## Exercise requirements
Copy the line containing "Read this page and output its text content.", then all lines after it up to and including the final line of the material, exactly and without additions.

## Stored rows
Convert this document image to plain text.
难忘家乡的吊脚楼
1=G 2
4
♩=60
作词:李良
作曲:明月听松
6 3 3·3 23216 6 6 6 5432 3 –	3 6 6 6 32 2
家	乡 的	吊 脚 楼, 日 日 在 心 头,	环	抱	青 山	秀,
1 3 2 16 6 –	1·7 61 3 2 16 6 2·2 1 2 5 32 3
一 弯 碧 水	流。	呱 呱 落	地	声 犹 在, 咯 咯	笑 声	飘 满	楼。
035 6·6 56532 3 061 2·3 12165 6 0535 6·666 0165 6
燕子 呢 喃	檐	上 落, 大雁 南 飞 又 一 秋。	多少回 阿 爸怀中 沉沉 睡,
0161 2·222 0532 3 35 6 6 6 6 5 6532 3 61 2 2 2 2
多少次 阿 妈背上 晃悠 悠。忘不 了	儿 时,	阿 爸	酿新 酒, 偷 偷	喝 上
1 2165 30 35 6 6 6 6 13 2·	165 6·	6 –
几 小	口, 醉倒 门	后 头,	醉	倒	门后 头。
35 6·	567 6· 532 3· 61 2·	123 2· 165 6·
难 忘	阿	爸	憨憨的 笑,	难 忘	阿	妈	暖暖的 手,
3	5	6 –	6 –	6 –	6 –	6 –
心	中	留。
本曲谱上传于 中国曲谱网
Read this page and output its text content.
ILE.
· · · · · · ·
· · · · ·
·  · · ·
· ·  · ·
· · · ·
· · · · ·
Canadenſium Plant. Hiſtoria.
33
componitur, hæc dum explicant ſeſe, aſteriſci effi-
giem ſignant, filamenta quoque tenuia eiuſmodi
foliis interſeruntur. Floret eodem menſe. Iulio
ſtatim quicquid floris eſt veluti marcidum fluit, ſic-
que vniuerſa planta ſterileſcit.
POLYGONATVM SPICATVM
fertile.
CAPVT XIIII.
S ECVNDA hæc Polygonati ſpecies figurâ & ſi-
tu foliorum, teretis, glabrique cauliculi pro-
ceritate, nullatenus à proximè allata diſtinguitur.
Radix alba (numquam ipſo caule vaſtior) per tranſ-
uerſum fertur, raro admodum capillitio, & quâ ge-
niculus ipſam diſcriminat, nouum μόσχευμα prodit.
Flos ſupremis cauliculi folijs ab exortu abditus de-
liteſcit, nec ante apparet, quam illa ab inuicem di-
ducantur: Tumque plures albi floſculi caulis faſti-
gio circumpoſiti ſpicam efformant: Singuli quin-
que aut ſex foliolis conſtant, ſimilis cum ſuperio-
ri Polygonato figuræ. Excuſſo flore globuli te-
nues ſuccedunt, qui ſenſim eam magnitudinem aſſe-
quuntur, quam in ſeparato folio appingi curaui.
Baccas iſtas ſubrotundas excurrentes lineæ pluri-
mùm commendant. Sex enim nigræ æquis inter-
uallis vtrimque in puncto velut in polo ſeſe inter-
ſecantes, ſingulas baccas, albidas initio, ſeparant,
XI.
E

## Correct result
Read this page and output its text content.
ILE.
· · · · · · ·
· · · · ·
·  · · ·
· ·  · ·
· · · ·
· · · · ·
Canadenſium Plant. Hiſtoria.
33
componitur, hæc dum explicant ſeſe, aſteriſci effi-
giem ſignant, filamenta quoque tenuia eiuſmodi
foliis interſeruntur. Floret eodem menſe. Iulio
ſtatim quicquid floris eſt veluti marcidum fluit, ſic-
que vniuerſa planta ſterileſcit.
POLYGONATVM SPICATVM
fertile.
CAPVT XIIII.
S ECVNDA hæc Polygonati ſpecies figurâ & ſi-
tu foliorum, teretis, glabrique cauliculi pro-
ceritate, nullatenus à proximè allata diſtinguitur.
Radix alba (numquam ipſo caule vaſtior) per tranſ-
uerſum fertur, raro admodum capillitio, & quâ ge-
niculus ipſam diſcriminat, nouum μόσχευμα prodit.
Flos ſupremis cauliculi folijs ab exortu abditus de-
liteſcit, nec ante apparet, quam illa ab inuicem di-
ducantur: Tumque plures albi floſculi caulis faſti-
gio circumpoſiti ſpicam efformant: Singuli quin-
que aut ſex foliolis conſtant, ſimilis cum ſuperio-
ri Polygonato figuræ. Excuſſo flore globuli te-
nues ſuccedunt, qui ſenſim eam magnitudinem aſſe-
quuntur, quam in ſeparato folio appingi curaui.
Baccas iſtas ſubrotundas excurrentes lineæ pluri-
mùm commendant. Sex enim nigræ æquis inter-
uallis vtrimque in puncto velut in polo ſeſe inter-
ſecantes, ſingulas baccas, albidas initio, ſeparant,
XI.
E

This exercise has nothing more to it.